--- Start of INPUT FOR THIS TASK ---

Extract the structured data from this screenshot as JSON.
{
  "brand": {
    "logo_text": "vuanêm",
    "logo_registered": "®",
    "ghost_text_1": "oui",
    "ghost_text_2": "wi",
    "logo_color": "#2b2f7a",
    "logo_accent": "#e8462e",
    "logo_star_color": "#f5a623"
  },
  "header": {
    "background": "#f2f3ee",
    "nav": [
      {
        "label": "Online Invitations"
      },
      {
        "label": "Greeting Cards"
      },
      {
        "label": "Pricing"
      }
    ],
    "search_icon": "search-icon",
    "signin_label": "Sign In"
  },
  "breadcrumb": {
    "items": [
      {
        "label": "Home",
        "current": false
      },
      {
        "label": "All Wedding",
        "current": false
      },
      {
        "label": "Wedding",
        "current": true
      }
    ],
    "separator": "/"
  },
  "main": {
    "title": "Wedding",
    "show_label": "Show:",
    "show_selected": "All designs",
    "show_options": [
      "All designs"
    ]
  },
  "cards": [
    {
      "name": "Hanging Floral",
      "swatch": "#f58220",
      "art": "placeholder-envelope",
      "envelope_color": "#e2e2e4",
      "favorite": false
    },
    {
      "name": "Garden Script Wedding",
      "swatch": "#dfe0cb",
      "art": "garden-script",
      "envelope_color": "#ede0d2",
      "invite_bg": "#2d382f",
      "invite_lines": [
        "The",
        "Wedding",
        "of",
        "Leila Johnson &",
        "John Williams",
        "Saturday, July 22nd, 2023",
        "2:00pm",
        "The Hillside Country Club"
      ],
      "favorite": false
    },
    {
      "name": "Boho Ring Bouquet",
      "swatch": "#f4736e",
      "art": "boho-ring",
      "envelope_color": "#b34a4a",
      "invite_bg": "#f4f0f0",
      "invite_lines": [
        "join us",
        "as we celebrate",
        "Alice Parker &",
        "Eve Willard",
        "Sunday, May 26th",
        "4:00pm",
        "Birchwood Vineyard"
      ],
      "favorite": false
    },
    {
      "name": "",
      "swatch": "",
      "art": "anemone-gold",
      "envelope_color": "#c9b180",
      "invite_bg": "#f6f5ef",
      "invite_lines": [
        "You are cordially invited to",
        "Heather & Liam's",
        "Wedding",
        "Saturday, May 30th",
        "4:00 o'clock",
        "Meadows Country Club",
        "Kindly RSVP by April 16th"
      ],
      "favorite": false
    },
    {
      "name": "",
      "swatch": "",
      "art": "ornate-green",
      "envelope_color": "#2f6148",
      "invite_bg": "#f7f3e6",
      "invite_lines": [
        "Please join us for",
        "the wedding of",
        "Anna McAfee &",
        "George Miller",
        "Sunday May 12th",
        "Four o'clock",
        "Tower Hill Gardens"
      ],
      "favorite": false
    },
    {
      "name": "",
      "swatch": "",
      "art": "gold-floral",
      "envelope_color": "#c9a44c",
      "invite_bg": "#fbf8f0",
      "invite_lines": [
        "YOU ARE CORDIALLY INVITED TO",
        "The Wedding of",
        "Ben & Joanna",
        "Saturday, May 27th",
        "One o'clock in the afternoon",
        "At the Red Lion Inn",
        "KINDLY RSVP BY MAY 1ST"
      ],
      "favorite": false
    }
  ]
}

--- End of INPUT FOR THIS TASK ---

> **DO THIS**
Each line of the material above needs to be quoted exactly, please.

> **FULL RESPONSE**
Extract the structured data from this screenshot as JSON.
{
  "brand": {
    "logo_text": "vuanêm",
    "logo_registered": "®",
    "ghost_text_1": "oui",
    "ghost_text_2": "wi",
    "logo_color": "#2b2f7a",
    "logo_accent": "#e8462e",
    "logo_star_color": "#f5a623"
  },
  "header": {
    "background": "#f2f3ee",
    "nav": [
      {
        "label": "Online Invitations"
      },
      {
        "label": "Greeting Cards"
      },
      {
        "label": "Pricing"
      }
    ],
    "search_icon": "search-icon",
    "signin_label": "Sign In"
  },
  "breadcrumb": {
    "items": [
      {
        "label": "Home",
        "current": false
      },
      {
        "label": "All Wedding",
        "current": false
      },
      {
        "label": "Wedding",
        "current": true
      }
    ],
    "separator": "/"
  },
  "main": {
    "title": "Wedding",
    "show_label": "Show:",
    "show_selected": "All designs",
    "show_options": [
      "All designs"
    ]
  },
  "cards": [
    {
      "name": "Hanging Floral",
      "swatch": "#f58220",
      "art": "placeholder-envelope",
      "envelope_color": "#e2e2e4",
      "favorite": false
    },
    {
      "name": "Garden Script Wedding",
      "swatch": "#dfe0cb",
      "art": "garden-script",
      "envelope_color": "#ede0d2",
      "invite_bg": "#2d382f",
      "invite_lines": [
        "The",
        "Wedding",
        "of",
        "Leila Johnson &",
        "John Williams",
        "Saturday, July 22nd, 2023",
        "2:00pm",
        "The Hillside Country Club"
      ],
      "favorite": false
    },
    {
      "name": "Boho Ring Bouquet",
      "swatch": "#f4736e",
      "art": "boho-ring",
      "envelope_color": "#b34a4a",
      "invite_bg": "#f4f0f0",
      "invite_lines": [
        "join us",
        "as we celebrate",
        "Alice Parker &",
        "Eve Willard",
        "Sunday, May 26th",
        "4:00pm",
        "Birchwood Vineyard"
      ],
      "favorite": false
    },
    {
      "name": "",
      "swatch": "",
      "art": "anemone-gold",
      "envelope_color": "#c9b180",
      "invite_bg": "#f6f5ef",
      "invite_lines": [
        "You are cordially invited to",
        "Heather & Liam's",
        "Wedding",
        "Saturday, May 30th",
        "4:00 o'clock",
        "Meadows Country Club",
        "Kindly RSVP by April 16th"
      ],
      "favorite": false
    },
    {
      "name": "",
      "swatch": "",
      "art": "ornate-green",
      "envelope_color": "#2f6148",
      "invite_bg": "#f7f3e6",
      "invite_lines": [
        "Please join us for",
        "the wedding of",
        "Anna McAfee &",
        "George Miller",
        "Sunday May 12th",
        "Four o'clock",
        "Tower Hill Gardens"
      ],
      "favorite": false
    },
    {
      "name": "",
      "swatch": "",
      "art": "gold-floral",
      "envelope_color": "#c9a44c",
      "invite_bg": "#fbf8f0",
      "invite_lines": [
        "YOU ARE CORDIALLY INVITED TO",
        "The Wedding of",
        "Ben & Joanna",
        "Saturday, May 27th",
        "One o'clock in the afternoon",
        "At the Red Lion Inn",
        "KINDLY RSVP BY MAY 1ST"
      ],
      "favorite": false
    }
  ]
}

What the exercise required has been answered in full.